> **Prompt**
Below are records; reproduce exactly the lines from the one containing "Read out every word on this page." through the end, both included, and only those.

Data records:
····················

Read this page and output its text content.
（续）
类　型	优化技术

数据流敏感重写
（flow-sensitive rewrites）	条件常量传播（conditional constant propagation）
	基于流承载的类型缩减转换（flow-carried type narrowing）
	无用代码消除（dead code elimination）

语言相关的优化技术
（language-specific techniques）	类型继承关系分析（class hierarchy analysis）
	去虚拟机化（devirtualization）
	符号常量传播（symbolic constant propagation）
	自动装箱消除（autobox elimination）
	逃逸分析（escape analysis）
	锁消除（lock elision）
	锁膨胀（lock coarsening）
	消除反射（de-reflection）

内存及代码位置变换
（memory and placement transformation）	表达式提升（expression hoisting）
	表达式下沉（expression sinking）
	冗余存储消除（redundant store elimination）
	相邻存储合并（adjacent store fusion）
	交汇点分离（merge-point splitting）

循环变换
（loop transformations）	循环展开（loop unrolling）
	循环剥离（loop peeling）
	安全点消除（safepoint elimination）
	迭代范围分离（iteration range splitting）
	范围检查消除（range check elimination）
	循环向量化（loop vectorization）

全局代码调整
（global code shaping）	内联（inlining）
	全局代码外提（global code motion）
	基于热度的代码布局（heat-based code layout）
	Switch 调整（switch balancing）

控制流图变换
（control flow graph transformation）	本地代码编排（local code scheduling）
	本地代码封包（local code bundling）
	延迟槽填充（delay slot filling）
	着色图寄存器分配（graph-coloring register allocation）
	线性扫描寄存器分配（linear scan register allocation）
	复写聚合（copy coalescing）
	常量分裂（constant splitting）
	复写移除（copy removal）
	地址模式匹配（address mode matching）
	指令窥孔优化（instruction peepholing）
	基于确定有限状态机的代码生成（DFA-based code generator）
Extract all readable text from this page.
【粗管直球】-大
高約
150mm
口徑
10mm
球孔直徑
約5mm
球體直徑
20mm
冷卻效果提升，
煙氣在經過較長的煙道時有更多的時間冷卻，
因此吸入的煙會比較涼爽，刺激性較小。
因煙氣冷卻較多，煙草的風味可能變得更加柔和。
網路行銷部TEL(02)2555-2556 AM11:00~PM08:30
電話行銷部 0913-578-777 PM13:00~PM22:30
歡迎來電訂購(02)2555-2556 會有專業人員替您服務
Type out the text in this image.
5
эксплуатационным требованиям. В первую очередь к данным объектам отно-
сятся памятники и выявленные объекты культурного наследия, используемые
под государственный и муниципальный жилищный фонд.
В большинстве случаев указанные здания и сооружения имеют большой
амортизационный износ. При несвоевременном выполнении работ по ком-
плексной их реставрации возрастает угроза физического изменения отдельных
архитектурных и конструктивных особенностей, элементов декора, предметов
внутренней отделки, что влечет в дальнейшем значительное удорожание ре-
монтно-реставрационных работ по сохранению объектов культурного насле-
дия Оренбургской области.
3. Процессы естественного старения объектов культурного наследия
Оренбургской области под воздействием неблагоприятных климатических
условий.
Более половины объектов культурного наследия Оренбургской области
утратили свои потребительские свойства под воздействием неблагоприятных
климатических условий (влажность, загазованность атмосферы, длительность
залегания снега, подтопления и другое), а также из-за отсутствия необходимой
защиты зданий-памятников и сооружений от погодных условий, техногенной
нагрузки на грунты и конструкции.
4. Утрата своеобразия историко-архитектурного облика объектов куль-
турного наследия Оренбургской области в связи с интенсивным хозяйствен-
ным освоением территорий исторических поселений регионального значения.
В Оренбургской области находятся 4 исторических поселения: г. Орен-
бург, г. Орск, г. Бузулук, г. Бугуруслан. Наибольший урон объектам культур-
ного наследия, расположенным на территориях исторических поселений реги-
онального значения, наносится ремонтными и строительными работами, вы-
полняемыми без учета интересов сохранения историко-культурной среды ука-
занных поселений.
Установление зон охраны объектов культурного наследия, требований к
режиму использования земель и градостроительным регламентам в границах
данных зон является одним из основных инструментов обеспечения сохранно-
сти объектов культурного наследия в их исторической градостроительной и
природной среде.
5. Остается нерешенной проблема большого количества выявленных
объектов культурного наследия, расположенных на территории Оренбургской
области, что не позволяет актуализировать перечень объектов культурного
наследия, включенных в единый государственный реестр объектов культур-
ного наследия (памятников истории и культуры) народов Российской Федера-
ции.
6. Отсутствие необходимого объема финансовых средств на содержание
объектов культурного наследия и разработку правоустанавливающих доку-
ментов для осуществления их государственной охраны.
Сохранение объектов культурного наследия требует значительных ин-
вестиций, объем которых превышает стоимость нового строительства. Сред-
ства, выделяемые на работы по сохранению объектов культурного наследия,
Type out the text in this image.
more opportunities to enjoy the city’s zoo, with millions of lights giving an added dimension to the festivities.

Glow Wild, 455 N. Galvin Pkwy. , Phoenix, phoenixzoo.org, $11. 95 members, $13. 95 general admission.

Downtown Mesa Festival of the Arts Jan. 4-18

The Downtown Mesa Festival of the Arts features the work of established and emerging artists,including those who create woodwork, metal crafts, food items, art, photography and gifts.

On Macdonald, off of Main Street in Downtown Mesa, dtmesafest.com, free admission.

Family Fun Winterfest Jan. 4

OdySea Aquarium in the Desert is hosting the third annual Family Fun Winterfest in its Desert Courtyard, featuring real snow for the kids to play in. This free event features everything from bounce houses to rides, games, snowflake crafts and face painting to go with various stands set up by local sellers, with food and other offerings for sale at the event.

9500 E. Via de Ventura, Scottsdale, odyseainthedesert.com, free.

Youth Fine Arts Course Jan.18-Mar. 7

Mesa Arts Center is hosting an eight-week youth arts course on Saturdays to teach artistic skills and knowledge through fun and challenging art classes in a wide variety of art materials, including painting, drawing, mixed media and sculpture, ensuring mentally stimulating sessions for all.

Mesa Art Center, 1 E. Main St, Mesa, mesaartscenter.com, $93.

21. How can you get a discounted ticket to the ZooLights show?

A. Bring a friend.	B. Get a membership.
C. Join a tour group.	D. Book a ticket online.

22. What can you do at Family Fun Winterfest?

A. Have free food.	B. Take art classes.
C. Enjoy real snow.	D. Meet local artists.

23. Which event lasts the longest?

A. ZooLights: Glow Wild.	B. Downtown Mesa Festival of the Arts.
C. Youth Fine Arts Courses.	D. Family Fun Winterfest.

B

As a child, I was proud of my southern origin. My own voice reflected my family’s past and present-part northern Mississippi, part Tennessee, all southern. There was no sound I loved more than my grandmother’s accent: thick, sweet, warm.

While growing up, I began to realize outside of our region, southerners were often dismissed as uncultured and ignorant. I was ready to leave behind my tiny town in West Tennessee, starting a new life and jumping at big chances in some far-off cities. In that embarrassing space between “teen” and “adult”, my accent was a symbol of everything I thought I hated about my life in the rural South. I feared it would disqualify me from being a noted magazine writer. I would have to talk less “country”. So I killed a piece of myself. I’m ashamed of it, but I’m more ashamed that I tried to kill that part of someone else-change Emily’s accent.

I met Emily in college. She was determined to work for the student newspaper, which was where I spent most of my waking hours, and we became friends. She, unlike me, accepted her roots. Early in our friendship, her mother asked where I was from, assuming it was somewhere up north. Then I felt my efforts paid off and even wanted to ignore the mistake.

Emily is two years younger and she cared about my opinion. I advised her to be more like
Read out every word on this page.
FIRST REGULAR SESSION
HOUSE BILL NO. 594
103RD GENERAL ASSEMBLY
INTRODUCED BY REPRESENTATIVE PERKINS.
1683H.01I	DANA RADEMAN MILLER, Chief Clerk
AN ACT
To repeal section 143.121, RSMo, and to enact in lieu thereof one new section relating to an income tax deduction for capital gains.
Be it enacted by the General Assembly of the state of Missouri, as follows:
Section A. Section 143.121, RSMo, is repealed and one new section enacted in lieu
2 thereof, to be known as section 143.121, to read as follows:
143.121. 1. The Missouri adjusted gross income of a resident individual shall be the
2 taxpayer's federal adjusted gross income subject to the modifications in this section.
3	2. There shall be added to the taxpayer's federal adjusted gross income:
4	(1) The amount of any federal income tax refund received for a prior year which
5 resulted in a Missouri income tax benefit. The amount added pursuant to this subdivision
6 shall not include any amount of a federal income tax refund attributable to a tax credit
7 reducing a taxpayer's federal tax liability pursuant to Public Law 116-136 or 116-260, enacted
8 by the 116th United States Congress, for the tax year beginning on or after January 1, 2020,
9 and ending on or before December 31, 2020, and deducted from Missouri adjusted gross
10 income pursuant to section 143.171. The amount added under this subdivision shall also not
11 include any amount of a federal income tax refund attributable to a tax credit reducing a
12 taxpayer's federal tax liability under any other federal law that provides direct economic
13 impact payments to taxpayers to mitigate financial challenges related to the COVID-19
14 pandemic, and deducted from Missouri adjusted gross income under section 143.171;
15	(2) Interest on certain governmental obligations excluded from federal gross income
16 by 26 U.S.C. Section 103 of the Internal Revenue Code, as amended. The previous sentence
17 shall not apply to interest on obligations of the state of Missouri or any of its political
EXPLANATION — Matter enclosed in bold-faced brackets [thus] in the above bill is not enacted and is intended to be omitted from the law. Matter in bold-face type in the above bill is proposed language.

····················

> **Complete answer**
Read out every word on this page.
FIRST REGULAR SESSION
HOUSE BILL NO. 594
103RD GENERAL ASSEMBLY
INTRODUCED BY REPRESENTATIVE PERKINS.
1683H.01I	DANA RADEMAN MILLER, Chief Clerk
AN ACT
To repeal section 143.121, RSMo, and to enact in lieu thereof one new section relating to an income tax deduction for capital gains.
Be it enacted by the General Assembly of the state of Missouri, as follows:
Section A. Section 143.121, RSMo, is repealed and one new section enacted in lieu
2 thereof, to be known as section 143.121, to read as follows:
143.121. 1. The Missouri adjusted gross income of a resident individual shall be the
2 taxpayer's federal adjusted gross income subject to the modifications in this section.
3	2. There shall be added to the taxpayer's federal adjusted gross income:
4	(1) The amount of any federal income tax refund received for a prior year which
5 resulted in a Missouri income tax benefit. The amount added pursuant to this subdivision
6 shall not include any amount of a federal income tax refund attributable to a tax credit
7 reducing a taxpayer's federal tax liability pursuant to Public Law 116-136 or 116-260, enacted
8 by the 116th United States Congress, for the tax year beginning on or after January 1, 2020,
9 and ending on or before December 31, 2020, and deducted from Missouri adjusted gross
10 income pursuant to section 143.171. The amount added under this subdivision shall also not
11 include any amount of a federal income tax refund attributable to a tax credit reducing a
12 taxpayer's federal tax liability under any other federal law that provides direct economic
13 impact payments to taxpayers to mitigate financial challenges related to the COVID-19
14 pandemic, and deducted from Missouri adjusted gross income under section 143.171;
15	(2) Interest on certain governmental obligations excluded from federal gross income
16 by 26 U.S.C. Section 103 of the Internal Revenue Code, as amended. The previous sentence
17 shall not apply to interest on obligations of the state of Missouri or any of its political
EXPLANATION — Matter enclosed in bold-faced brackets [thus] in the above bill is not enacted and is intended to be omitted from the law. Matter in bold-face type in the above bill is proposed language.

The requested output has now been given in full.